--- Begin TASK INPUT ---

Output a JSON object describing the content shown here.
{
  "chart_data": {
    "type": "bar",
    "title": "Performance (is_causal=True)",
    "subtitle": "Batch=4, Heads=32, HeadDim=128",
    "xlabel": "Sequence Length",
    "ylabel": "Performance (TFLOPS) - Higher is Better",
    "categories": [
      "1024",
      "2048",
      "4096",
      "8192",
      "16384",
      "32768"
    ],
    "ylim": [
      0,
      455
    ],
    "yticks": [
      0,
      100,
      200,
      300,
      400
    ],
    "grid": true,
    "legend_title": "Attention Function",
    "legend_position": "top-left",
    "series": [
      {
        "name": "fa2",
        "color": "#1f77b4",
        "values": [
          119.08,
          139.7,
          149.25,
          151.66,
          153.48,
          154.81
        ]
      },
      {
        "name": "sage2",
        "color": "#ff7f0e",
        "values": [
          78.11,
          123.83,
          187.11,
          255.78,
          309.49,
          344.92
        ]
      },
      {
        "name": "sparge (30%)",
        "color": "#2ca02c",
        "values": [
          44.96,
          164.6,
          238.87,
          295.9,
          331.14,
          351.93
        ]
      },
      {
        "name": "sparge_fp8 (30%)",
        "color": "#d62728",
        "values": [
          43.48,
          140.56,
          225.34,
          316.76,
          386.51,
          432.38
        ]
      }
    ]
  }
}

--- End TASK INPUT ---

_EXERCISE_
Return only those lines of the records that contain the string "color".

_SOLUTION TO THIS PROBLEM_
        "color": "#1f77b4",
        "color": "#ff7f0e",
        "color": "#2ca02c",
        "color": "#d62728",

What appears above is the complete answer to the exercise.